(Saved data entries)

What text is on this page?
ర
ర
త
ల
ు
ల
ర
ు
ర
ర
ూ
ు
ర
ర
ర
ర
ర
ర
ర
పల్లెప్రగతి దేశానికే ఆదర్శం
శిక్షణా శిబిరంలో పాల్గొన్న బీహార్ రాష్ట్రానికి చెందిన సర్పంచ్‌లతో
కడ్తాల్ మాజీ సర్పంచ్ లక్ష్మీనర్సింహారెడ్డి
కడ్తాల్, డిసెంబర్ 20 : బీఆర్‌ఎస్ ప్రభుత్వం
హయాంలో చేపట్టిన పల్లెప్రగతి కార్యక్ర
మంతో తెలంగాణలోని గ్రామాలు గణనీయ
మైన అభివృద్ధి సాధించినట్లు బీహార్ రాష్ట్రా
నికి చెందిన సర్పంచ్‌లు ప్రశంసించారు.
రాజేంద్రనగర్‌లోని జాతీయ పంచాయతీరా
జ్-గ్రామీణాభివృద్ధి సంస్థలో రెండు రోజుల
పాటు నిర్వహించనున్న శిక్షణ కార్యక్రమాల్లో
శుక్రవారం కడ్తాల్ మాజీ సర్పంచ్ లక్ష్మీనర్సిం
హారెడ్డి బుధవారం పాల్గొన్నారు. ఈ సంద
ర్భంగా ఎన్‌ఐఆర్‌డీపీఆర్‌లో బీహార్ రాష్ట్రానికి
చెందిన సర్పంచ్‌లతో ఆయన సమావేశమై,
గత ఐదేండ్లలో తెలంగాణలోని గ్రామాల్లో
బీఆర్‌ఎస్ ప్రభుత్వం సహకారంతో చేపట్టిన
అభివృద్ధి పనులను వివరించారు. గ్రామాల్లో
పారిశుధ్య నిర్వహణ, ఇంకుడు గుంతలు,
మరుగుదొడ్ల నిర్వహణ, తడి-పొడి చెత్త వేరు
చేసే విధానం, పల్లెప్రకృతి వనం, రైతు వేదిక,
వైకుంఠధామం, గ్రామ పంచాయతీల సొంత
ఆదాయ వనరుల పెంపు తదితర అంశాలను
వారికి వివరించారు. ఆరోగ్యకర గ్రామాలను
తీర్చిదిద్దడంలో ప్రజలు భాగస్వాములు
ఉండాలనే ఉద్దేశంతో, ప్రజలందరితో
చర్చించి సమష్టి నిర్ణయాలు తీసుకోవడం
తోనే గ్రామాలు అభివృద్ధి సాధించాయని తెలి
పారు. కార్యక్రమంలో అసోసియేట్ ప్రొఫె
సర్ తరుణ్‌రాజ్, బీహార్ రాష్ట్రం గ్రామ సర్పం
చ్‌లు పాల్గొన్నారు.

WRITTEN REQUEST
Each line must be given again exactly as written above.

ANSWER TO THIS EXERCISE
What text is on this page?
ర
ర
త
ల
ు
ల
ర
ు
ర
ర
ూ
ు
ర
ర
ర
ర
ర
ర
ర
పల్లెప్రగతి దేశానికే ఆదర్శం
శిక్షణా శిబిరంలో పాల్గొన్న బీహార్ రాష్ట్రానికి చెందిన సర్పంచ్‌లతో
కడ్తాల్ మాజీ సర్పంచ్ లక్ష్మీనర్సింహారెడ్డి
కడ్తాల్, డిసెంబర్ 20 : బీఆర్‌ఎస్ ప్రభుత్వం
హయాంలో చేపట్టిన పల్లెప్రగతి కార్యక్ర
మంతో తెలంగాణలోని గ్రామాలు గణనీయ
మైన అభివృద్ధి సాధించినట్లు బీహార్ రాష్ట్రా
నికి చెందిన సర్పంచ్‌లు ప్రశంసించారు.
రాజేంద్రనగర్‌లోని జాతీయ పంచాయతీరా
జ్-గ్రామీణాభివృద్ధి సంస్థలో రెండు రోజుల
పాటు నిర్వహించనున్న శిక్షణ కార్యక్రమాల్లో
శుక్రవారం కడ్తాల్ మాజీ సర్పంచ్ లక్ష్మీనర్సిం
హారెడ్డి బుధవారం పాల్గొన్నారు. ఈ సంద
ర్భంగా ఎన్‌ఐఆర్‌డీపీఆర్‌లో బీహార్ రాష్ట్రానికి
చెందిన సర్పంచ్‌లతో ఆయన సమావేశమై,
గత ఐదేండ్లలో తెలంగాణలోని గ్రామాల్లో
బీఆర్‌ఎస్ ప్రభుత్వం సహకారంతో చేపట్టిన
అభివృద్ధి పనులను వివరించారు. గ్రామాల్లో
పారిశుధ్య నిర్వహణ, ఇంకుడు గుంతలు,
మరుగుదొడ్ల నిర్వహణ, తడి-పొడి చెత్త వేరు
చేసే విధానం, పల్లెప్రకృతి వనం, రైతు వేదిక,
వైకుంఠధామం, గ్రామ పంచాయతీల సొంత
ఆదాయ వనరుల పెంపు తదితర అంశాలను
వారికి వివరించారు. ఆరోగ్యకర గ్రామాలను
తీర్చిదిద్దడంలో ప్రజలు భాగస్వాములు
ఉండాలనే ఉద్దేశంతో, ప్రజలందరితో
చర్చించి సమష్టి నిర్ణయాలు తీసుకోవడం
తోనే గ్రామాలు అభివృద్ధి సాధించాయని తెలి
పారు. కార్యక్రమంలో అసోసియేట్ ప్రొఫె
సర్ తరుణ్‌రాజ్, బీహార్ రాష్ట్రం గ్రామ సర్పం
చ్‌లు పాల్గొన్నారు.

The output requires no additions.